GIVEN RECORDS
=-=-=-=-=
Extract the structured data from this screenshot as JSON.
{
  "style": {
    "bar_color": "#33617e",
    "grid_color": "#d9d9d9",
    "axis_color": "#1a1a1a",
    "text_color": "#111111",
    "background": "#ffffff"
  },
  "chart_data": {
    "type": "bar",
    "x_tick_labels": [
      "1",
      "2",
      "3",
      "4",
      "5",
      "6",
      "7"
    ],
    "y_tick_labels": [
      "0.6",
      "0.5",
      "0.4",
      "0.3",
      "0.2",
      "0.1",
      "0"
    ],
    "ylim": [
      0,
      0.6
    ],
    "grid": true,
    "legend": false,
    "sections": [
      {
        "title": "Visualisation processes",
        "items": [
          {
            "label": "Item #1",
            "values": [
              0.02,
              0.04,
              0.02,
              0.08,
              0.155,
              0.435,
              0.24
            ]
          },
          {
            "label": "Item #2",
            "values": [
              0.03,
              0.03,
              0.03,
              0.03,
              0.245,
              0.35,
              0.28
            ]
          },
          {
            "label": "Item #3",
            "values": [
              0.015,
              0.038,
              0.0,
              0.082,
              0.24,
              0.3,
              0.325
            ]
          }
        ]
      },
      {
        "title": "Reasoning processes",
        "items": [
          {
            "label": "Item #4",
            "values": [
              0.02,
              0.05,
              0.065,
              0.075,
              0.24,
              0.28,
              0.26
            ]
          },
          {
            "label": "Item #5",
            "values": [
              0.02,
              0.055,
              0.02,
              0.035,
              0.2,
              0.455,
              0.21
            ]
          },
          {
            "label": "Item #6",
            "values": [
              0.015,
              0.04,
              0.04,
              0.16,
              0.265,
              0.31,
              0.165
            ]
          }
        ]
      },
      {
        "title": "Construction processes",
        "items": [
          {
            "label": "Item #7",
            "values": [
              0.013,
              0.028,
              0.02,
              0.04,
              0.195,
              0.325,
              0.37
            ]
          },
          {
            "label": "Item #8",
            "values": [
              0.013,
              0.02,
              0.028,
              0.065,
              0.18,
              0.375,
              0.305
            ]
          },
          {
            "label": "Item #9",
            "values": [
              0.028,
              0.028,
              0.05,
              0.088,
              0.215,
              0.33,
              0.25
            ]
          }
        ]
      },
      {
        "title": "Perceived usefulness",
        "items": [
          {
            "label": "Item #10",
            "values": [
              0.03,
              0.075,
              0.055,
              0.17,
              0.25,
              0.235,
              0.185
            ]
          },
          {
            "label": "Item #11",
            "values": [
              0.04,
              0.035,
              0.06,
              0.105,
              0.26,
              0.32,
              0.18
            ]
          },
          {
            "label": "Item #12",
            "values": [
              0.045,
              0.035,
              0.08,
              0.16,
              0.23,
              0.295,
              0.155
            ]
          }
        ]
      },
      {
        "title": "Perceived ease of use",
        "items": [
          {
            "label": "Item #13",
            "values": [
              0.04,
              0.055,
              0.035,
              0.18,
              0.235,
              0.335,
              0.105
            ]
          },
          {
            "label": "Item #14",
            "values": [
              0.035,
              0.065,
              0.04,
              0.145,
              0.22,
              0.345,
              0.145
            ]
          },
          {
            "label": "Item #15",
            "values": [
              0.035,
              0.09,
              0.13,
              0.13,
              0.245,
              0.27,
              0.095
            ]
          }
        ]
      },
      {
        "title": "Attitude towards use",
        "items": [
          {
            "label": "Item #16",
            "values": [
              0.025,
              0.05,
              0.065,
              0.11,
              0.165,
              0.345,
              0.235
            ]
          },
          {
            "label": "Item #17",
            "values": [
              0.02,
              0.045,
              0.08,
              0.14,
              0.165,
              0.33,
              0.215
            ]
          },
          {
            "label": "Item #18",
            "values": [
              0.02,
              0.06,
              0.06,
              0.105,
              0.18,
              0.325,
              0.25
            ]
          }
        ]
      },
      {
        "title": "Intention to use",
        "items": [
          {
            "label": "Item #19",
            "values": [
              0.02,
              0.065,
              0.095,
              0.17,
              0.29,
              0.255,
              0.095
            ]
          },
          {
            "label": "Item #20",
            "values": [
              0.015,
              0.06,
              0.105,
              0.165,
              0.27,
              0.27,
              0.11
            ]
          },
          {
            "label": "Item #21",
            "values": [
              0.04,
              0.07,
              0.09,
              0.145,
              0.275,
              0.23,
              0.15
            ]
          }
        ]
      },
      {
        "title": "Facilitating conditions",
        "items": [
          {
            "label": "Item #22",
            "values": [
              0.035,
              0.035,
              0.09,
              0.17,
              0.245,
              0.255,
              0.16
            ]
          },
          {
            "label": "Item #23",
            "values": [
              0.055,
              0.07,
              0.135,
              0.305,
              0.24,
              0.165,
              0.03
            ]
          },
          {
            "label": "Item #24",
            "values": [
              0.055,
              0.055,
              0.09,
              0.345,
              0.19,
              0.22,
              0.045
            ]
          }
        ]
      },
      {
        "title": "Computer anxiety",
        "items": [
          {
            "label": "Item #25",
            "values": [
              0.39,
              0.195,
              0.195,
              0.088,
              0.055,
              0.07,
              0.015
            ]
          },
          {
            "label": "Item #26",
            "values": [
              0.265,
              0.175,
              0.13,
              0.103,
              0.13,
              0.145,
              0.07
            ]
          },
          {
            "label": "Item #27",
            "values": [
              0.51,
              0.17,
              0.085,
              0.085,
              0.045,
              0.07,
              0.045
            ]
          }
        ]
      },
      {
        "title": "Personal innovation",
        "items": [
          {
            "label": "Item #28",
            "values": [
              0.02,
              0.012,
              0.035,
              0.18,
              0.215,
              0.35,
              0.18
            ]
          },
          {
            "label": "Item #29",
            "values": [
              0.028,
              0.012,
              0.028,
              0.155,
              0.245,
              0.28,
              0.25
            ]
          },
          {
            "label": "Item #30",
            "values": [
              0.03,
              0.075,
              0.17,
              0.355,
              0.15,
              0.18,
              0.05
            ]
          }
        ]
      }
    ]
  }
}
=-=-=-=-=
TASK PROMPT
Copy out the lines in which the string "title" appears.

RESPONSE TO THIS TASK
        "title": "Visualisation processes",
        "title": "Reasoning processes",
        "title": "Construction processes",
        "title": "Perceived usefulness",
        "title": "Perceived ease of use",
        "title": "Attitude towards use",
        "title": "Intention to use",
        "title": "Facilitating conditions",
        "title": "Computer anxiety",
        "title": "Personal innovation",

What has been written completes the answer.